Written exercise: Find every line with the word "food" and report how many there are, without any other text.

Raw records:
§ §

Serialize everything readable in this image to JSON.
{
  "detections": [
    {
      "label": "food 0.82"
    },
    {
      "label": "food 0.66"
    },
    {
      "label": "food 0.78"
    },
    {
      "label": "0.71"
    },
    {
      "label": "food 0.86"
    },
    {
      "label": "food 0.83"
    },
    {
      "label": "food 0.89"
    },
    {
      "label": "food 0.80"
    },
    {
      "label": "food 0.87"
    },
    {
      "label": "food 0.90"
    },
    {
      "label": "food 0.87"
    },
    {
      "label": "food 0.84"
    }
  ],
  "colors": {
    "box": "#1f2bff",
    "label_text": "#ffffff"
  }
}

§ §

Finished task: 11